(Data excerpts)
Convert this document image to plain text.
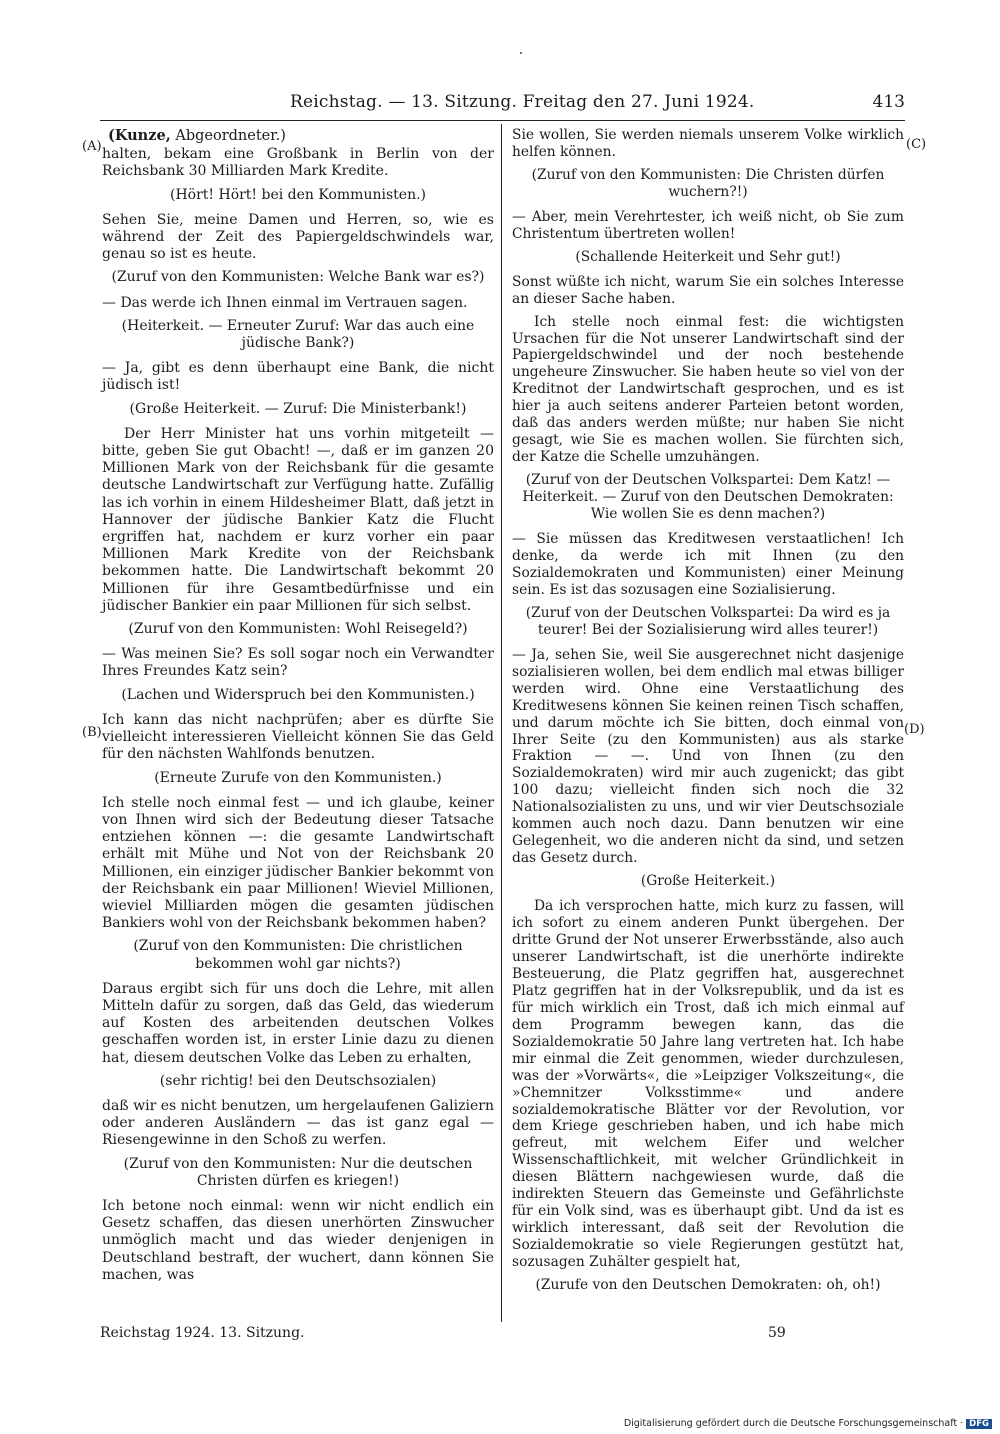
Reichstag. — 13. Sitzung. Freitag den 27. Juni 1924.	413
(A)
(B)
(C)
(D)
(Kunze, Abgeordneter.)

halten, bekam eine Großbank in Berlin von der Reichsbank 30 Milliarden Mark Kredite.

(Hört! Hört! bei den Kommunisten.)

Sehen Sie, meine Damen und Herren, so, wie es während der Zeit des Papiergeldschwindels war, genau so ist es heute.

(Zuruf von den Kommunisten: Welche Bank war es?)

— Das werde ich Ihnen einmal im Vertrauen sagen.

(Heiterkeit. — Erneuter Zuruf: War das auch eine jüdische Bank?)

— Ja, gibt es denn überhaupt eine Bank, die nicht jüdisch ist!

(Große Heiterkeit. — Zuruf: Die Ministerbank!)

Der Herr Minister hat uns vorhin mitgeteilt — bitte, geben Sie gut Obacht! —, daß er im ganzen 20 Millionen Mark von der Reichsbank für die gesamte deutsche Landwirtschaft zur Verfügung hatte. Zufällig las ich vorhin in einem Hildesheimer Blatt, daß jetzt in Hannover der jüdische Bankier Katz die Flucht ergriffen hat, nachdem er kurz vorher ein paar Millionen Mark Kredite von der Reichsbank bekommen hatte. Die Landwirtschaft bekommt 20 Millionen für ihre Gesamtbedürfnisse und ein jüdischer Bankier ein paar Millionen für sich selbst.

(Zuruf von den Kommunisten: Wohl Reisegeld?)

— Was meinen Sie? Es soll sogar noch ein Verwandter Ihres Freundes Katz sein?

(Lachen und Widerspruch bei den Kommunisten.)

Ich kann das nicht nachprüfen; aber es dürfte Sie vielleicht interessieren Vielleicht können Sie das Geld für den nächsten Wahlfonds benutzen.

(Erneute Zurufe von den Kommunisten.)

Ich stelle noch einmal fest — und ich glaube, keiner von Ihnen wird sich der Bedeutung dieser Tatsache entziehen können —: die gesamte Landwirtschaft erhält mit Mühe und Not von der Reichsbank 20 Millionen, ein einziger jüdischer Bankier bekommt von der Reichsbank ein paar Millionen! Wieviel Millionen, wieviel Milliarden mögen die gesamten jüdischen Bankiers wohl von der Reichsbank bekommen haben?

(Zuruf von den Kommunisten: Die christlichen bekommen wohl gar nichts?)

Daraus ergibt sich für uns doch die Lehre, mit allen Mitteln dafür zu sorgen, daß das Geld, das wiederum auf Kosten des arbeitenden deutschen Volkes geschaffen worden ist, in erster Linie dazu zu dienen hat, diesem deutschen Volke das Leben zu erhalten,

(sehr richtig! bei den Deutschsozialen)

daß wir es nicht benutzen, um hergelaufenen Galiziern oder anderen Ausländern — das ist ganz egal — Riesengewinne in den Schoß zu werfen.

(Zuruf von den Kommunisten: Nur die deutschen Christen dürfen es kriegen!)

Ich betone noch einmal: wenn wir nicht endlich ein Gesetz schaffen, das diesen unerhörten Zinswucher unmöglich macht und das wieder denjenigen in Deutschland bestraft, der wuchert, dann können Sie machen, was

Sie wollen, Sie werden niemals unserem Volke wirklich helfen können.

(Zuruf von den Kommunisten: Die Christen dürfen wuchern?!)

— Aber, mein Verehrtester, ich weiß nicht, ob Sie zum Christentum übertreten wollen!

(Schallende Heiterkeit und Sehr gut!)

Sonst wüßte ich nicht, warum Sie ein solches Interesse an dieser Sache haben.

Ich stelle noch einmal fest: die wichtigsten Ursachen für die Not unserer Landwirtschaft sind der Papiergeldschwindel und der noch bestehende ungeheure Zinswucher. Sie haben heute so viel von der Kreditnot der Landwirtschaft gesprochen, und es ist hier ja auch seitens anderer Parteien betont worden, daß das anders werden müßte; nur haben Sie nicht gesagt, wie Sie es machen wollen. Sie fürchten sich, der Katze die Schelle umzuhängen.

(Zuruf von der Deutschen Volkspartei: Dem Katz! — Heiterkeit. — Zuruf von den Deutschen Demokraten: Wie wollen Sie es denn machen?)

— Sie müssen das Kreditwesen verstaatlichen! Ich denke, da werde ich mit Ihnen (zu den Sozialdemokraten und Kommunisten) einer Meinung sein. Es ist das sozusagen eine Sozialisierung.

(Zuruf von der Deutschen Volkspartei: Da wird es ja teurer! Bei der Sozialisierung wird alles teurer!)

— Ja, sehen Sie, weil Sie ausgerechnet nicht dasjenige sozialisieren wollen, bei dem endlich mal etwas billiger werden wird. Ohne eine Verstaatlichung des Kreditwesens können Sie keinen reinen Tisch schaffen, und darum möchte ich Sie bitten, doch einmal von Ihrer Seite (zu den Kommunisten) aus als starke Fraktion — —. Und von Ihnen (zu den Sozialdemokraten) wird mir auch zugenickt; das gibt 100 dazu; vielleicht finden sich noch die 32 Nationalsozialisten zu uns, und wir vier Deutschsoziale kommen auch noch dazu. Dann benutzen wir eine Gelegenheit, wo die anderen nicht da sind, und setzen das Gesetz durch.

(Große Heiterkeit.)

Da ich versprochen hatte, mich kurz zu fassen, will ich sofort zu einem anderen Punkt übergehen. Der dritte Grund der Not unserer Erwerbsstände, also auch unserer Landwirtschaft, ist die unerhörte indirekte Besteuerung, die Platz gegriffen hat, ausgerechnet Platz gegriffen hat in der Volksrepublik, und da ist es für mich wirklich ein Trost, daß ich mich einmal auf dem Programm bewegen kann, das die Sozialdemokratie 50 Jahre lang vertreten hat. Ich habe mir einmal die Zeit genommen, wieder durchzulesen, was der »Vorwärts«, die »Leipziger Volkszeitung«, die »Chemnitzer Volksstimme« und andere sozialdemokratische Blätter vor der Revolution, vor dem Kriege geschrieben haben, und ich habe mich gefreut, mit welchem Eifer und welcher Wissenschaftlichkeit, mit welcher Gründlichkeit in diesen Blättern nachgewiesen wurde, daß die indirekten Steuern das Gemeinste und Gefährlichste für ein Volk sind, was es überhaupt gibt. Und da ist es wirklich interessant, daß seit der Revolution die Sozialdemokratie so viele Regierungen gestützt hat, sozusagen Zuhälter gespielt hat,

(Zurufe von den Deutschen Demokraten: oh, oh!)

Reichstag 1924. 13. Sitzung.	59
Digitalisierung gefördert durch die Deutsche Forschungsgemeinschaft · DFG
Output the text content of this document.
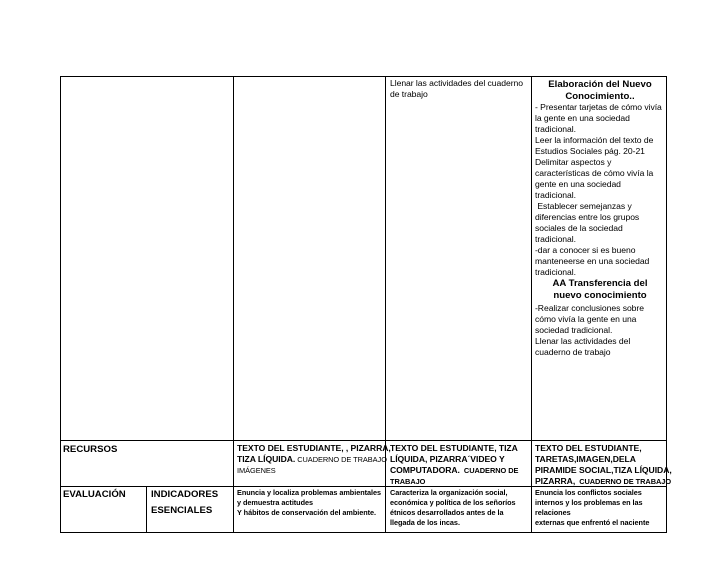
Llenar las actividades del cuaderno
de trabajo
Elaboración del Nuevo Conocimiento..
- Presentar tarjetas de cómo vivía
la gente en una sociedad
tradicional.
Leer la información del texto de
Estudios Sociales pág. 20-21
Delimitar aspectos y
características de cómo vivía la
gente en una sociedad
tradicional.
Establecer semejanzas y
diferencias entre los grupos
sociales de la sociedad
tradicional.
-dar a conocer si es bueno
manteneerse en una sociedad
tradicional.
AA Transferencia del nuevo conocimiento
-Realizar conclusiones sobre
cómo vivía la gente en una
sociedad tradicional.
Llenar las actividades del
cuaderno de trabajo
RECURSOS	TEXTO DEL ESTUDIANTE, , PIZARRA,
TIZA LÍQUIDA. CUADERNO DE TRABAJO
IMÁGENES
TEXTO DEL ESTUDIANTE, TIZA
LÍQUIDA, PIZARRA´VIDEO Y
COMPUTADORA.  CUADERNO DE
TRABAJO
TEXTO DEL ESTUDIANTE,
TARETAS,IMAGEN,DELA
PIRAMIDE SOCIAL,TIZA LÍQUIDA,
PIZARRA,  CUADERNO DE TRABAJO
EVALUACIÓN	INDICADORES
ESENCIALES
Enuncia y localiza problemas ambientales
y demuestra actitudes
Y hábitos de conservación del ambiente.
Caracteriza la organización social,
económica y política de los señoríos
étnicos desarrollados antes de la
llegada de los incas.
Enuncia los conflictos sociales
internos y los problemas en las
relaciones
externas que enfrentó el naciente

- **Problem statement**: For every line above that holds the word "ESTUDIANTE", report the whole line.

- **Response below**:
RECURSOS	TEXTO DEL ESTUDIANTE, , PIZARRA,
TEXTO DEL ESTUDIANTE, TIZA
TEXTO DEL ESTUDIANTE,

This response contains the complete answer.